**Given instruction:**
Retype every entry exactly, character for character.
__________________________________________________
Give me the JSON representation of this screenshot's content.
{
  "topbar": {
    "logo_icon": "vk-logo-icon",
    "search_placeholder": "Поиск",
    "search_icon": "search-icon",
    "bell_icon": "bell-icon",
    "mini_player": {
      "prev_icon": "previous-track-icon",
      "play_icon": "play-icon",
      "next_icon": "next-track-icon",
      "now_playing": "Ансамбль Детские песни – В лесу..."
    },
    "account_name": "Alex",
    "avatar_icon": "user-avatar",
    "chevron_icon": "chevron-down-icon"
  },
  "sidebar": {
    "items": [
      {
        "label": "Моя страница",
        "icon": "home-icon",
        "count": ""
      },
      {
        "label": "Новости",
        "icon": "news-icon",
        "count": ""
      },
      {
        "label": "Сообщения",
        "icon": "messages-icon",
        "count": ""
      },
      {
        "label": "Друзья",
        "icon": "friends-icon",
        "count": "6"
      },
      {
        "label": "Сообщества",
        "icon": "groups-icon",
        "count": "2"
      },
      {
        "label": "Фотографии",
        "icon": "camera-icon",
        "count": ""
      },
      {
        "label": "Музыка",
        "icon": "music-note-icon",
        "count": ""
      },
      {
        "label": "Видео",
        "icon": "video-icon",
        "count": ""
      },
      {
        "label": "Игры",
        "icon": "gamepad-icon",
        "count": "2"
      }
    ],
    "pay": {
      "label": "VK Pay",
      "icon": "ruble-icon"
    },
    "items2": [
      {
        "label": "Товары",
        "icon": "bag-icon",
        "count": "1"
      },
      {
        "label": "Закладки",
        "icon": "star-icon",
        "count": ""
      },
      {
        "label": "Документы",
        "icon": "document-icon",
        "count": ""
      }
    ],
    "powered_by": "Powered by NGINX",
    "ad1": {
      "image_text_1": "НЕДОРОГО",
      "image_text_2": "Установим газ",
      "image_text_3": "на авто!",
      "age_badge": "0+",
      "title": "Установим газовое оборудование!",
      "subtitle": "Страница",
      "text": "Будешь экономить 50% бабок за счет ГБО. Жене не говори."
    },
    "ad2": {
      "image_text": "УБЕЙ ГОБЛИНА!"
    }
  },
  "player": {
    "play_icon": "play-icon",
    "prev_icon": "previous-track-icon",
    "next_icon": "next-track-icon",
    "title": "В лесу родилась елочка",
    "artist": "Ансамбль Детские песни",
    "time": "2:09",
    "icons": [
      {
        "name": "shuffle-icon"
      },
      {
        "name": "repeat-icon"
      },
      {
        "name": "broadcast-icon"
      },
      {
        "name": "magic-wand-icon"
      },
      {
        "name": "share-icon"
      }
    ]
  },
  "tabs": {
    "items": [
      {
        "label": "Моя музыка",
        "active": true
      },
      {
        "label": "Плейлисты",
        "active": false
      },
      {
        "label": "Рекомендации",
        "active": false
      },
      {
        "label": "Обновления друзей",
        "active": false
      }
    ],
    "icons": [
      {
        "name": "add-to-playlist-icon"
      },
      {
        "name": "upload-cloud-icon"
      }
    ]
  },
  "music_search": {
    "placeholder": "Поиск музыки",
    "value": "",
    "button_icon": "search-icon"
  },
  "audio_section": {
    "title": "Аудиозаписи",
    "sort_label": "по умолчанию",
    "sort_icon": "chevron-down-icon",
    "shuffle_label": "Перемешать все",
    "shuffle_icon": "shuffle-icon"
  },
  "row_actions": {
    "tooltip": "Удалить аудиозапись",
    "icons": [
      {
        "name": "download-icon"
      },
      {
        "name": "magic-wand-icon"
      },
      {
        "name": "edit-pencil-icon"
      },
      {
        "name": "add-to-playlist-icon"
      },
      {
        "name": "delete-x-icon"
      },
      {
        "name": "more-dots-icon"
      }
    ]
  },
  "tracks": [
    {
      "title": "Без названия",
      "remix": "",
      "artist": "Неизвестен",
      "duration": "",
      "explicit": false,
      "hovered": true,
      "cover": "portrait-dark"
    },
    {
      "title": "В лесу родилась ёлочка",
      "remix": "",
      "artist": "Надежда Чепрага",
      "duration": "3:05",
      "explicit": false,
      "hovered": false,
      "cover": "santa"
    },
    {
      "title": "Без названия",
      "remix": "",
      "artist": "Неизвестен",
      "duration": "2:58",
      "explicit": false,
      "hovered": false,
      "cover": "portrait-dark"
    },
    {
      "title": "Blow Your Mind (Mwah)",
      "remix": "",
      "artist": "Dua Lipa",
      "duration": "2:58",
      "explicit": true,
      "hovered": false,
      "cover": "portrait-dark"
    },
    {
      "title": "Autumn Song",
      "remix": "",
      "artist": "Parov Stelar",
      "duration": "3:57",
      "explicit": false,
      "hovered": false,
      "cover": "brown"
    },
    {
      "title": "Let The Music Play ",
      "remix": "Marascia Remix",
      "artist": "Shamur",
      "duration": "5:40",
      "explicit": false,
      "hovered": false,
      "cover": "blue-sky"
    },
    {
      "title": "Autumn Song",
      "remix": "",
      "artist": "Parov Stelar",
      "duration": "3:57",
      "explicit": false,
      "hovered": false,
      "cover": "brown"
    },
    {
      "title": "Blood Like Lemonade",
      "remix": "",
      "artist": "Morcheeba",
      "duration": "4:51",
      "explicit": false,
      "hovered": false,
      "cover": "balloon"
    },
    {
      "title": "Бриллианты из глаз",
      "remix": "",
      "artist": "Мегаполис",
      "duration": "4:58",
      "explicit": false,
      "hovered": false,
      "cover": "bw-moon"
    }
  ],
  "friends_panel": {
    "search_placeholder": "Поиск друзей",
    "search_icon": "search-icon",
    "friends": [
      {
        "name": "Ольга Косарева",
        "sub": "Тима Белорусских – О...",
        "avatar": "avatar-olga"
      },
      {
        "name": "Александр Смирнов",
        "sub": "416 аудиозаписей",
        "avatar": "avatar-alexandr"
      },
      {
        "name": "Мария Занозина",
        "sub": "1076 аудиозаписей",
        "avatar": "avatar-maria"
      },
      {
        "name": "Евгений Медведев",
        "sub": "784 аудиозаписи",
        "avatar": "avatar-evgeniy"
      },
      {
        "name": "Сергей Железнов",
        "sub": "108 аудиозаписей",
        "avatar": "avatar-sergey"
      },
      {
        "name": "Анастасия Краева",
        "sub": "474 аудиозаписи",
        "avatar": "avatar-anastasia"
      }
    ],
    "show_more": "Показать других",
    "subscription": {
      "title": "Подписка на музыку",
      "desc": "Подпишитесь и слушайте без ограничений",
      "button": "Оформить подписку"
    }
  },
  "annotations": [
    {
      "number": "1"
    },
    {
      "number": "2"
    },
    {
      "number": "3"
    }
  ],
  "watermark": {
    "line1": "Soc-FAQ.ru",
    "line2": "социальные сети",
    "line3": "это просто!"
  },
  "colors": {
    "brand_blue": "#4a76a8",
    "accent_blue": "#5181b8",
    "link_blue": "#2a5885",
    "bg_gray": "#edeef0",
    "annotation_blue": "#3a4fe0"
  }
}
__________________________________________________
**Finished answer:**
Give me the JSON representation of this screenshot's content.
{
  "topbar": {
    "logo_icon": "vk-logo-icon",
    "search_placeholder": "Поиск",
    "search_icon": "search-icon",
    "bell_icon": "bell-icon",
    "mini_player": {
      "prev_icon": "previous-track-icon",
      "play_icon": "play-icon",
      "next_icon": "next-track-icon",
      "now_playing": "Ансамбль Детские песни – В лесу..."
    },
    "account_name": "Alex",
    "avatar_icon": "user-avatar",
    "chevron_icon": "chevron-down-icon"
  },
  "sidebar": {
    "items": [
      {
        "label": "Моя страница",
        "icon": "home-icon",
        "count": ""
      },
      {
        "label": "Новости",
        "icon": "news-icon",
        "count": ""
      },
      {
        "label": "Сообщения",
        "icon": "messages-icon",
        "count": ""
      },
      {
        "label": "Друзья",
        "icon": "friends-icon",
        "count": "6"
      },
      {
        "label": "Сообщества",
        "icon": "groups-icon",
        "count": "2"
      },
      {
        "label": "Фотографии",
        "icon": "camera-icon",
        "count": ""
      },
      {
        "label": "Музыка",
        "icon": "music-note-icon",
        "count": ""
      },
      {
        "label": "Видео",
        "icon": "video-icon",
        "count": ""
      },
      {
        "label": "Игры",
        "icon": "gamepad-icon",
        "count": "2"
      }
    ],
    "pay": {
      "label": "VK Pay",
      "icon": "ruble-icon"
    },
    "items2": [
      {
        "label": "Товары",
        "icon": "bag-icon",
        "count": "1"
      },
      {
        "label": "Закладки",
        "icon": "star-icon",
        "count": ""
      },
      {
        "label": "Документы",
        "icon": "document-icon",
        "count": ""
      }
    ],
    "powered_by": "Powered by NGINX",
    "ad1": {
      "image_text_1": "НЕДОРОГО",
      "image_text_2": "Установим газ",
      "image_text_3": "на авто!",
      "age_badge": "0+",
      "title": "Установим газовое оборудование!",
      "subtitle": "Страница",
      "text": "Будешь экономить 50% бабок за счет ГБО. Жене не говори."
    },
    "ad2": {
      "image_text": "УБЕЙ ГОБЛИНА!"
    }
  },
  "player": {
    "play_icon": "play-icon",
    "prev_icon": "previous-track-icon",
    "next_icon": "next-track-icon",
    "title": "В лесу родилась елочка",
    "artist": "Ансамбль Детские песни",
    "time": "2:09",
    "icons": [
      {
        "name": "shuffle-icon"
      },
      {
        "name": "repeat-icon"
      },
      {
        "name": "broadcast-icon"
      },
      {
        "name": "magic-wand-icon"
      },
      {
        "name": "share-icon"
      }
    ]
  },
  "tabs": {
    "items": [
      {
        "label": "Моя музыка",
        "active": true
      },
      {
        "label": "Плейлисты",
        "active": false
      },
      {
        "label": "Рекомендации",
        "active": false
      },
      {
        "label": "Обновления друзей",
        "active": false
      }
    ],
    "icons": [
      {
        "name": "add-to-playlist-icon"
      },
      {
        "name": "upload-cloud-icon"
      }
    ]
  },
  "music_search": {
    "placeholder": "Поиск музыки",
    "value": "",
    "button_icon": "search-icon"
  },
  "audio_section": {
    "title": "Аудиозаписи",
    "sort_label": "по умолчанию",
    "sort_icon": "chevron-down-icon",
    "shuffle_label": "Перемешать все",
    "shuffle_icon": "shuffle-icon"
  },
  "row_actions": {
    "tooltip": "Удалить аудиозапись",
    "icons": [
      {
        "name": "download-icon"
      },
      {
        "name": "magic-wand-icon"
      },
      {
        "name": "edit-pencil-icon"
      },
      {
        "name": "add-to-playlist-icon"
      },
      {
        "name": "delete-x-icon"
      },
      {
        "name": "more-dots-icon"
      }
    ]
  },
  "tracks": [
    {
      "title": "Без названия",
      "remix": "",
      "artist": "Неизвестен",
      "duration": "",
      "explicit": false,
      "hovered": true,
      "cover": "portrait-dark"
    },
    {
      "title": "В лесу родилась ёлочка",
      "remix": "",
      "artist": "Надежда Чепрага",
      "duration": "3:05",
      "explicit": false,
      "hovered": false,
      "cover": "santa"
    },
    {
      "title": "Без названия",
      "remix": "",
      "artist": "Неизвестен",
      "duration": "2:58",
      "explicit": false,
      "hovered": false,
      "cover": "portrait-dark"
    },
    {
      "title": "Blow Your Mind (Mwah)",
      "remix": "",
      "artist": "Dua Lipa",
      "duration": "2:58",
      "explicit": true,
      "hovered": false,
      "cover": "portrait-dark"
    },
    {
      "title": "Autumn Song",
      "remix": "",
      "artist": "Parov Stelar",
      "duration": "3:57",
      "explicit": false,
      "hovered": false,
      "cover": "brown"
    },
    {
      "title": "Let The Music Play ",
      "remix": "Marascia Remix",
      "artist": "Shamur",
      "duration": "5:40",
      "explicit": false,
      "hovered": false,
      "cover": "blue-sky"
    },
    {
      "title": "Autumn Song",
      "remix": "",
      "artist": "Parov Stelar",
      "duration": "3:57",
      "explicit": false,
      "hovered": false,
      "cover": "brown"
    },
    {
      "title": "Blood Like Lemonade",
      "remix": "",
      "artist": "Morcheeba",
      "duration": "4:51",
      "explicit": false,
      "hovered": false,
      "cover": "balloon"
    },
    {
      "title": "Бриллианты из глаз",
      "remix": "",
      "artist": "Мегаполис",
      "duration": "4:58",
      "explicit": false,
      "hovered": false,
      "cover": "bw-moon"
    }
  ],
  "friends_panel": {
    "search_placeholder": "Поиск друзей",
    "search_icon": "search-icon",
    "friends": [
      {
        "name": "Ольга Косарева",
        "sub": "Тима Белорусских – О...",
        "avatar": "avatar-olga"
      },
      {
        "name": "Александр Смирнов",
        "sub": "416 аудиозаписей",
        "avatar": "avatar-alexandr"
      },
      {
        "name": "Мария Занозина",
        "sub": "1076 аудиозаписей",
        "avatar": "avatar-maria"
      },
      {
        "name": "Евгений Медведев",
        "sub": "784 аудиозаписи",
        "avatar": "avatar-evgeniy"
      },
      {
        "name": "Сергей Железнов",
        "sub": "108 аудиозаписей",
        "avatar": "avatar-sergey"
      },
      {
        "name": "Анастасия Краева",
        "sub": "474 аудиозаписи",
        "avatar": "avatar-anastasia"
      }
    ],
    "show_more": "Показать других",
    "subscription": {
      "title": "Подписка на музыку",
      "desc": "Подпишитесь и слушайте без ограничений",
      "button": "Оформить подписку"
    }
  },
  "annotations": [
    {
      "number": "1"
    },
    {
      "number": "2"
    },
    {
      "number": "3"
    }
  ],
  "watermark": {
    "line1": "Soc-FAQ.ru",
    "line2": "социальные сети",
    "line3": "это просто!"
  },
  "colors": {
    "brand_blue": "#4a76a8",
    "accent_blue": "#5181b8",
    "link_blue": "#2a5885",
    "bg_gray": "#edeef0",
    "annotation_blue": "#3a4fe0"
  }
}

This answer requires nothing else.